PAGE EXTRACT:
↓↓↓

Hyetal: A Bristol basshead uses Cocteau Twins to confront his dubstep-heavy past.
It’s easy to think of dubstep as its own fully evolved form, as though the […]
Hyetal: A Bristol basshead uses Cocteau Twins to confront his dubstep-heavy past.
It’s easy to think of dubstep as its own fully evolved form, as though the […]
It’s easy to think of dubstep as its own fully evolved form, as though the off-kilter child of drum & bass and 2-step garage was born in one epic bass drop, written in Platonic form as an unchanging genre forever. But like any well-defined and exciting sub-genre, dubstep now exists in many forms apart from standard bass wobble orthodoxy, be it super-producer’s album tracks for artists as mainstream as Rihanna or newer, more experimental sounds that simply bare its traces. Count Bristol resident David Corney (a.k.a. Hyetal) among that last group, as a young producer who came up in the midst of the nascent dubstep scene, and has evolved from releasing unique genre singles to a fully realized artist album, Broadcast. He seemingly aims to define a new space in which John Carpenter scores his films with rattletrap synthesizers and dim, throbbing percussion.
Corney’s musical evolution started out in Southampton. He began exploring rock music, but when hip-hop took hold of him, it revealed a new means of production. “I bought an Akai MPC,” he explains. “I really studied it and tried to do [hip-hop production] as authentically as I could. I’d get original pressings of breaks and would then sample straight from the turntable into the MPC.”
While sampling is still a component of his work, it wasn’t long before Corney was emulating DJ Premier and Pete Rock, as he was swayed by the influence of the very material he ended up crate-digging: “I started getting into a load of early electronic music just from buying the records to sample—Kraftwerk, Tangerine Dream, especially soundtrack stuff—analog sounds I wanted to have a crack at. [It was a] massively influential genre of music, really.”
In the midst of this, a move to Bristol to study music and film at university (“I was a mature student,” he says with an easy laugh) put him into one of the UK’s most influential musical hotspots. “The music scene here is amazing really: hip-hop was happening and some early drum & bass simultaneously. The whole dubstep scene, that’s a lot of people’s roots, in jungle and drum & bass,” he offers. Though he heard various dance genres in the Bristol clubs, Corney found the rough-and-tumble energy of dubstep irresistible. “The other music was fun and inspiring in that it was my first experience of dance music clubs,” he admits, “but I didn’t listen to the records at home in the way I did with dubstep… It was tangible here, people working in record shops and playing in clubs, and all were people who were easily reached.” With that bit of production experience already under his belt, Corney became Hyetal (which means “of or pertaining to rainfall”) and dove headfirst into dubstep.
“Gold or Soul”
Early singles like “Gold or Soul,” built on a solid foundation of low-end thump and perfectly stepped percussion, hypnotized the punters with classic club-friendly peaks and valleys, allowing him to sneak in little personal touches like micro-samples of soulful house vocalists and interstitial videogame-style blips. “The Last Time We Spoke” incorporated the hallmark wobbly bass stabs and lazer-etched percussion of dubstep, but eased up the BPM to near-techno territory, and the strobed synths piled on later hinted at full-on acid-house abandon. DJ gigs followed, escalating from sporadic to regular, and though Corney initially shied away from incorporating too many Hyetal tracks, his sets showed the range of his ear—and allowed him to avoid a day job so that he could DJ and produce full-time.

↑↑↑

TASK 1: Rewrite the stretch of the Hyetal profile from "Early singles like" through "and produce full-time.", putting "crowds" in place of "punters".
The records have nothing to do with the Hyetal profile.

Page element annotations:
↓↓↓

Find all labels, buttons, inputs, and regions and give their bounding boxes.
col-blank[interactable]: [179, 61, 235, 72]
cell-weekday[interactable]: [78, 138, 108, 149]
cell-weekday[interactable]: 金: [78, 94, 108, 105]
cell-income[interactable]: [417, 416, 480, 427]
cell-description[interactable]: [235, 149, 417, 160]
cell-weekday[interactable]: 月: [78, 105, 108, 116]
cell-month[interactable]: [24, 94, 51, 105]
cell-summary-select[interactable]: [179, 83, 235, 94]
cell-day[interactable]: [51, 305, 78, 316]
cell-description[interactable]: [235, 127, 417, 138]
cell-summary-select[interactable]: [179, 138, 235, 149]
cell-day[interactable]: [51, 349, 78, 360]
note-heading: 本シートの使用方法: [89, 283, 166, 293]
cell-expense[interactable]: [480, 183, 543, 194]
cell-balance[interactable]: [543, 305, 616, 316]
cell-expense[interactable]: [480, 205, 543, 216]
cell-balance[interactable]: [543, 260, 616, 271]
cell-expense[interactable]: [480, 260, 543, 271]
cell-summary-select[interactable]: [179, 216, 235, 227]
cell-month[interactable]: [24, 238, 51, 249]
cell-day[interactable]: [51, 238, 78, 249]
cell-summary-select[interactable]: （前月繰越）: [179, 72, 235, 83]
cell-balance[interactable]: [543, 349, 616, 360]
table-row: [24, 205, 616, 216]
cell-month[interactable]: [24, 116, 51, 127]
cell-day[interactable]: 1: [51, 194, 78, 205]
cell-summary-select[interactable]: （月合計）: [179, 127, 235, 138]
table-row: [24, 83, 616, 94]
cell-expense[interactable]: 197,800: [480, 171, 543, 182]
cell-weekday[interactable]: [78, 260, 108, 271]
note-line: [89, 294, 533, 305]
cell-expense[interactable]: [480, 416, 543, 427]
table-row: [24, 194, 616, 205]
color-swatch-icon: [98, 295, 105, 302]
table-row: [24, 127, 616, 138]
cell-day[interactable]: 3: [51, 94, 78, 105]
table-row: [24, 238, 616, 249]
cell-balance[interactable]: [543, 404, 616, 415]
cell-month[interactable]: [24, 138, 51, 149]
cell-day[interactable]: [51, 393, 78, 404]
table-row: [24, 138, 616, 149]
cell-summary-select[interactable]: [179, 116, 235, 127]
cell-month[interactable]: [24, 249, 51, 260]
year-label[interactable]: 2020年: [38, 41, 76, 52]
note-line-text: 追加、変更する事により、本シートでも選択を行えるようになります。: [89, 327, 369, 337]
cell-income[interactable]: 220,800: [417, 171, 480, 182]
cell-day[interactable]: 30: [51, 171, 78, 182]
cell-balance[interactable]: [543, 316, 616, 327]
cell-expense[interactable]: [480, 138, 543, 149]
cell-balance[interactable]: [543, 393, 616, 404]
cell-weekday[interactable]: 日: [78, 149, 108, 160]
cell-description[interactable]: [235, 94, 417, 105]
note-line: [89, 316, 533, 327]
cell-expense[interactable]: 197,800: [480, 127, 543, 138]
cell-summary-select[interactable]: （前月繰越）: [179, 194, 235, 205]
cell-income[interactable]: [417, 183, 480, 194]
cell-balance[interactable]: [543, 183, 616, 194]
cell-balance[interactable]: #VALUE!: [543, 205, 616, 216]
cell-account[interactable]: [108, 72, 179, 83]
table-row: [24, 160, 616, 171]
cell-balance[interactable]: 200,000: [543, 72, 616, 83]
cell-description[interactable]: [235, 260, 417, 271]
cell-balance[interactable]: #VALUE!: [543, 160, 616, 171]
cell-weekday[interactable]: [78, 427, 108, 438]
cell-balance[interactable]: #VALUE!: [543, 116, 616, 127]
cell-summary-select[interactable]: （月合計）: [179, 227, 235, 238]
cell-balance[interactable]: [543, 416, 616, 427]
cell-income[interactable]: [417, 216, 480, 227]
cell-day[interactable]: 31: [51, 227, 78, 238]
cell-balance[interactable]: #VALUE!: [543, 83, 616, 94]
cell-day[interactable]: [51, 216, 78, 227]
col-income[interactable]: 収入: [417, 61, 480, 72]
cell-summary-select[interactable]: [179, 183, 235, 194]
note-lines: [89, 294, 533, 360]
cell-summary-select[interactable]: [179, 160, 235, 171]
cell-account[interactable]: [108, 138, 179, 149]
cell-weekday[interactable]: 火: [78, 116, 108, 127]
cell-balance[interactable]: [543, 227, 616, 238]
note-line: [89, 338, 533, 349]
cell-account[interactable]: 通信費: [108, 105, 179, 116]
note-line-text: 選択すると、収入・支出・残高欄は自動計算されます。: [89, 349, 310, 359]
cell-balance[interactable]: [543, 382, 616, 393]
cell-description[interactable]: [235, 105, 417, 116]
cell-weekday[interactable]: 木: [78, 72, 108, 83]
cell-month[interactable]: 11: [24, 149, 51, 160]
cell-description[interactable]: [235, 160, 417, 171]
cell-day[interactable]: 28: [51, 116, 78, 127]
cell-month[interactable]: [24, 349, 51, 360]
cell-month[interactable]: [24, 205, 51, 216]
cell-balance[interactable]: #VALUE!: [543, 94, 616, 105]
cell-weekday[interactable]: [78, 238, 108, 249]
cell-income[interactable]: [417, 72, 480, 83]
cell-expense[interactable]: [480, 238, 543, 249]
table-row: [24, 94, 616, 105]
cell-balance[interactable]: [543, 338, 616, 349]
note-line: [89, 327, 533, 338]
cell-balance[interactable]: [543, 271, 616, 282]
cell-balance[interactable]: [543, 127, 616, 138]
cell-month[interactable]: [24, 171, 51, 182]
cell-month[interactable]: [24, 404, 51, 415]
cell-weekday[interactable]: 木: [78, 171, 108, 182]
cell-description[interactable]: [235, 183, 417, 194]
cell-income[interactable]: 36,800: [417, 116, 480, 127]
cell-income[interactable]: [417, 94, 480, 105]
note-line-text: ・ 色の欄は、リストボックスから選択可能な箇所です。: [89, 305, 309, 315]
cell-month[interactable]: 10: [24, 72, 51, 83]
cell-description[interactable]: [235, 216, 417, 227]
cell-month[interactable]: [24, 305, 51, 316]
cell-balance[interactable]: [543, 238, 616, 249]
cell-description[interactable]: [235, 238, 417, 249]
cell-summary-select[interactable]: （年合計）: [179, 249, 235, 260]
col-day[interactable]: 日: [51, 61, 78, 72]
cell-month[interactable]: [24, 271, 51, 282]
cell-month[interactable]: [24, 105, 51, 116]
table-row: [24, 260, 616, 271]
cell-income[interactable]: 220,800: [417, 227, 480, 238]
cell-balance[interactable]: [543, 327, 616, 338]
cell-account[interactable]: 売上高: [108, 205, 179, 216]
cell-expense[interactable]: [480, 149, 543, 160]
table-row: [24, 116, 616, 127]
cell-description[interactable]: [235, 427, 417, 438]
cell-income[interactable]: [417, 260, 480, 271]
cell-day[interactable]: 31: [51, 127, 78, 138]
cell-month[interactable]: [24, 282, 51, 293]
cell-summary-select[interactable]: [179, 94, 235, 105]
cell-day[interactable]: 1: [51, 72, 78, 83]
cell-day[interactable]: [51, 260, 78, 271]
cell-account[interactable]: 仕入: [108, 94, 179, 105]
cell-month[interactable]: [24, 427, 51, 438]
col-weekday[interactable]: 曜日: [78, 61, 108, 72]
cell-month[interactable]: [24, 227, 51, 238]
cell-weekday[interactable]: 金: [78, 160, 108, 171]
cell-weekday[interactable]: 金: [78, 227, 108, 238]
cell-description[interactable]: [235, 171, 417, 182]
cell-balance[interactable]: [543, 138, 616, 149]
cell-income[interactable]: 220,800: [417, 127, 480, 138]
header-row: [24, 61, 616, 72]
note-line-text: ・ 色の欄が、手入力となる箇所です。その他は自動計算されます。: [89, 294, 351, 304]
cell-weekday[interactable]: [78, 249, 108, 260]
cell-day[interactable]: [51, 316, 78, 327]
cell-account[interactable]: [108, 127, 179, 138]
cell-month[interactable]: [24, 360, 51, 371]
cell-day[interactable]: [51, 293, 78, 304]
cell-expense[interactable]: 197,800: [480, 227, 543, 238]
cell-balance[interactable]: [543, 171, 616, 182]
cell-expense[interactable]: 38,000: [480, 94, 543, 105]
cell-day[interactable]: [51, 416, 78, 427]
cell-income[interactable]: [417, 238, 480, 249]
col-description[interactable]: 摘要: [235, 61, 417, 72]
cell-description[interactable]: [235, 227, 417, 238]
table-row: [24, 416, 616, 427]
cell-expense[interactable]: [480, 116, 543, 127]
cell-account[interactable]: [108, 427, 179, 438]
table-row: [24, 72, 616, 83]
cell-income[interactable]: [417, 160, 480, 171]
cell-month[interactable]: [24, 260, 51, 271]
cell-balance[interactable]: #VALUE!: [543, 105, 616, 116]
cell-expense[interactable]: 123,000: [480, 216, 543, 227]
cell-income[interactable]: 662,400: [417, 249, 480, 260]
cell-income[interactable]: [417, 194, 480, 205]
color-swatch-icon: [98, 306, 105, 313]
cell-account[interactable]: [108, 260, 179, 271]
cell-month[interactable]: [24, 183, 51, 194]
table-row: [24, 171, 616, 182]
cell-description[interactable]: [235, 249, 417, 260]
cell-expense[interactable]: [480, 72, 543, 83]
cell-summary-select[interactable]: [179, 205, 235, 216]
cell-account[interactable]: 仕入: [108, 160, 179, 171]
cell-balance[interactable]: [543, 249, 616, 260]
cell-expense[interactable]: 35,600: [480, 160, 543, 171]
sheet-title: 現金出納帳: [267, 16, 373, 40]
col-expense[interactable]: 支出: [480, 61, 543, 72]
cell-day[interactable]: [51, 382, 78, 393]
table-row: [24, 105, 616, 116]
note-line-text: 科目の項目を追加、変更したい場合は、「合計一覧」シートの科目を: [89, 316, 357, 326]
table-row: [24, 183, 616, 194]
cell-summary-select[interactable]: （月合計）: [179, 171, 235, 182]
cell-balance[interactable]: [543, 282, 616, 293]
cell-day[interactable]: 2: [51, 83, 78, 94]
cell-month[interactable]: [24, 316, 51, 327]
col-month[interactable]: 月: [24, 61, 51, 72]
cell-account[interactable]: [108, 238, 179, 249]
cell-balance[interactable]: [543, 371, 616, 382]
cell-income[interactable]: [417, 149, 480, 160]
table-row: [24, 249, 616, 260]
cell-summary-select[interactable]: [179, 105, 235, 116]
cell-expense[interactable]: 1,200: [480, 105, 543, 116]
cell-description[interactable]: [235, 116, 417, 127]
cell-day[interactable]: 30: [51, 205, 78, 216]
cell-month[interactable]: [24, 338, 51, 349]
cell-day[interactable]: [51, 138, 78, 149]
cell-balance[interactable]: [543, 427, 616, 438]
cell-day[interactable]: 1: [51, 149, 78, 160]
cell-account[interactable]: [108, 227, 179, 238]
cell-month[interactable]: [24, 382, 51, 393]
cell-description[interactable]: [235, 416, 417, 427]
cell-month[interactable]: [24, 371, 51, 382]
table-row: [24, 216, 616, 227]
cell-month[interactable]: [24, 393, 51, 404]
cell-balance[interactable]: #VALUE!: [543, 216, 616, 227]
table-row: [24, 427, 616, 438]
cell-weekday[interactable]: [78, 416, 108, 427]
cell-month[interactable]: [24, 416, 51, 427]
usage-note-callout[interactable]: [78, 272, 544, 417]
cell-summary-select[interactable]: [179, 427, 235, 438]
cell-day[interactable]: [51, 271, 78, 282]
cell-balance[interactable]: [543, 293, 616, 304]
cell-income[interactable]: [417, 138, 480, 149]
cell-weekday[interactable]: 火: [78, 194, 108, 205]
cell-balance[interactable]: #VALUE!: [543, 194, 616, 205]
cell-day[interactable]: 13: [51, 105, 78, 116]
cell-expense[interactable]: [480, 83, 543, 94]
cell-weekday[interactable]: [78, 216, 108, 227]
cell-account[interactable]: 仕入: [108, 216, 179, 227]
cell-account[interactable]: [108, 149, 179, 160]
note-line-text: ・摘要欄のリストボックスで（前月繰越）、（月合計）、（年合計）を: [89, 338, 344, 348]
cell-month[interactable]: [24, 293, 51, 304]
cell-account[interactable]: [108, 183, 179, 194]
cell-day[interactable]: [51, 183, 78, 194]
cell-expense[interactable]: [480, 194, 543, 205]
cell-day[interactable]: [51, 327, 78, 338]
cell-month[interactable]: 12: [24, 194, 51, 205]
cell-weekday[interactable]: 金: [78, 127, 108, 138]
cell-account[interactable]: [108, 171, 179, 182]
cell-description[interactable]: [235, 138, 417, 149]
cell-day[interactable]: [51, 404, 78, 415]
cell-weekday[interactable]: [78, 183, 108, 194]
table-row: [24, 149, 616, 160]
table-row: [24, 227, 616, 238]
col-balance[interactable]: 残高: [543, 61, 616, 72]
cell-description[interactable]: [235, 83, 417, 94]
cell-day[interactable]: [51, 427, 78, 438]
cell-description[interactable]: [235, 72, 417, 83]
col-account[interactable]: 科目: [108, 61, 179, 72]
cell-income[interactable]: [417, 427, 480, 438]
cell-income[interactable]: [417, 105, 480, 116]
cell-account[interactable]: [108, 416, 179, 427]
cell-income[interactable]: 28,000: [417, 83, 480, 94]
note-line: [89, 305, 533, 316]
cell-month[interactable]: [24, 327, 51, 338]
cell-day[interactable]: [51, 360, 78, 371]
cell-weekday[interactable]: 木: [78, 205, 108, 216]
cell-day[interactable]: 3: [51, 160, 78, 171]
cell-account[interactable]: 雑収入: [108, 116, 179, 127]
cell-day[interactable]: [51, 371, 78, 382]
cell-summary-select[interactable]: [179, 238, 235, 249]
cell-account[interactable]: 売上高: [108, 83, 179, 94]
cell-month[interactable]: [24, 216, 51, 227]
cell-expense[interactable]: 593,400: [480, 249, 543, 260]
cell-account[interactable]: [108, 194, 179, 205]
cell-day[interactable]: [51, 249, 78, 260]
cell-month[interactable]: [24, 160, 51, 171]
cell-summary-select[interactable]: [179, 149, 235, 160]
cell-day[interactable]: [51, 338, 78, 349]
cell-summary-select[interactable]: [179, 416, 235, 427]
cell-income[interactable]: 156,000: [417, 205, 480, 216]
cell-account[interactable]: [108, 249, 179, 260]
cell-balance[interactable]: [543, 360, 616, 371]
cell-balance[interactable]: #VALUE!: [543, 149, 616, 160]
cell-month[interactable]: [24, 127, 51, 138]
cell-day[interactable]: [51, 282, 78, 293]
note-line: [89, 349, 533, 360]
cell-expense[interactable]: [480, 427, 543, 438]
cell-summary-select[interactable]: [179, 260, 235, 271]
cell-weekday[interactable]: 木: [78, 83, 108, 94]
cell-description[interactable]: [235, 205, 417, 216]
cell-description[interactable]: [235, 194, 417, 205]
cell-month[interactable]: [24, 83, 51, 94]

↑↑↑

TASK 2: Copy out the records from their start through the line containing "cell-summary-select[interactable]: [179, 83, 235, 94]", with both ends included.

EXPECTED OUTPUT 1:
Early singles like “Gold or Soul,” built on a solid foundation of low-end thump and perfectly stepped percussion, hypnotized the crowds with classic club-friendly peaks and valleys, allowing him to sneak in little personal touches like micro-samples of soulful house vocalists and interstitial videogame-style blips. “The Last Time We Spoke” incorporated the hallmark wobbly bass stabs and lazer-etched percussion of dubstep, but eased up the BPM to near-techno territory, and the strobed synths piled on later hinted at full-on acid-house abandon. DJ gigs followed, escalating from sporadic to regular, and though Corney initially shied away from incorporating too many Hyetal tracks, his sets showed the range of his ear—and allowed him to avoid a day job so that he could DJ and produce full-time.

EXPECTED OUTPUT 2:
Find all labels, buttons, inputs, and regions and give their bounding boxes.
col-blank[interactable]: [179, 61, 235, 72]
cell-weekday[interactable]: [78, 138, 108, 149]
cell-weekday[interactable]: 金: [78, 94, 108, 105]
cell-income[interactable]: [417, 416, 480, 427]
cell-description[interactable]: [235, 149, 417, 160]
cell-weekday[interactable]: 月: [78, 105, 108, 116]
cell-month[interactable]: [24, 94, 51, 105]
cell-summary-select[interactable]: [179, 83, 235, 94]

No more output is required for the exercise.